Set problem: Write out the listing exactly as it is given.

Dataset records:
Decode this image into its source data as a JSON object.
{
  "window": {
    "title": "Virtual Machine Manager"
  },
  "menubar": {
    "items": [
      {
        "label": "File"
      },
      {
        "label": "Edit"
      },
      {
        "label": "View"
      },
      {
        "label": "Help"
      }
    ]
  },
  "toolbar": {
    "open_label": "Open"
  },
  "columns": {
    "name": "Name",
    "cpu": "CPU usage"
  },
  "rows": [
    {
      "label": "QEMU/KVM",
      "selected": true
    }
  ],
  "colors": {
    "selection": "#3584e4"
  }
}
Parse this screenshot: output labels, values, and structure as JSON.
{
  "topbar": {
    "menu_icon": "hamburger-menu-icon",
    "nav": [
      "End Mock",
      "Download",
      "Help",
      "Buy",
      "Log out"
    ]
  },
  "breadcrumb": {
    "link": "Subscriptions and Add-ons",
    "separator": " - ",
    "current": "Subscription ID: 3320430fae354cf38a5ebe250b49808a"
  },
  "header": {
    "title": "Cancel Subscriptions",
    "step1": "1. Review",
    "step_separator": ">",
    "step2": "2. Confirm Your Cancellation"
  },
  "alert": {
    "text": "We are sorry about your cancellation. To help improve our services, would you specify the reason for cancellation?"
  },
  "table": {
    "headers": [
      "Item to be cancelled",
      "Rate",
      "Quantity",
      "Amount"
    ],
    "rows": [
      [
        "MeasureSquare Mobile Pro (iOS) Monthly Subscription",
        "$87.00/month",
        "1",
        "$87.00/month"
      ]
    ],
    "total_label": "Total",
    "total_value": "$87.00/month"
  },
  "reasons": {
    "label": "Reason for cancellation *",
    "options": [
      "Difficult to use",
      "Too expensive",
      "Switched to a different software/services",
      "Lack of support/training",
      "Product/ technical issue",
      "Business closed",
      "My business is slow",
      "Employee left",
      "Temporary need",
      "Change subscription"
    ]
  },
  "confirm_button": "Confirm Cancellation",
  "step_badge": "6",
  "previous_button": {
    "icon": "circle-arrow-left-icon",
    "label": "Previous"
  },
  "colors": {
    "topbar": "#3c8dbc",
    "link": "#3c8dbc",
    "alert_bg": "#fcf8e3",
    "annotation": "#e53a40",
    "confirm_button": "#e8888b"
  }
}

Written response:
Decode this image into its source data as a JSON object.
{
  "window": {
    "title": "Virtual Machine Manager"
  },
  "menubar": {
    "items": [
      {
        "label": "File"
      },
      {
        "label": "Edit"
      },
      {
        "label": "View"
      },
      {
        "label": "Help"
      }
    ]
  },
  "toolbar": {
    "open_label": "Open"
  },
  "columns": {
    "name": "Name",
    "cpu": "CPU usage"
  },
  "rows": [
    {
      "label": "QEMU/KVM",
      "selected": true
    }
  ],
  "colors": {
    "selection": "#3584e4"
  }
}
Parse this screenshot: output labels, values, and structure as JSON.
{
  "topbar": {
    "menu_icon": "hamburger-menu-icon",
    "nav": [
      "End Mock",
      "Download",
      "Help",
      "Buy",
      "Log out"
    ]
  },
  "breadcrumb": {
    "link": "Subscriptions and Add-ons",
    "separator": " - ",
    "current": "Subscription ID: 3320430fae354cf38a5ebe250b49808a"
  },
  "header": {
    "title": "Cancel Subscriptions",
    "step1": "1. Review",
    "step_separator": ">",
    "step2": "2. Confirm Your Cancellation"
  },
  "alert": {
    "text": "We are sorry about your cancellation. To help improve our services, would you specify the reason for cancellation?"
  },
  "table": {
    "headers": [
      "Item to be cancelled",
      "Rate",
      "Quantity",
      "Amount"
    ],
    "rows": [
      [
        "MeasureSquare Mobile Pro (iOS) Monthly Subscription",
        "$87.00/month",
        "1",
        "$87.00/month"
      ]
    ],
    "total_label": "Total",
    "total_value": "$87.00/month"
  },
  "reasons": {
    "label": "Reason for cancellation *",
    "options": [
      "Difficult to use",
      "Too expensive",
      "Switched to a different software/services",
      "Lack of support/training",
      "Product/ technical issue",
      "Business closed",
      "My business is slow",
      "Employee left",
      "Temporary need",
      "Change subscription"
    ]
  },
  "confirm_button": "Confirm Cancellation",
  "step_badge": "6",
  "previous_button": {
    "icon": "circle-arrow-left-icon",
    "label": "Previous"
  },
  "colors": {
    "topbar": "#3c8dbc",
    "link": "#3c8dbc",
    "alert_bg": "#fcf8e3",
    "annotation": "#e53a40",
    "confirm_button": "#e8888b"
  }
}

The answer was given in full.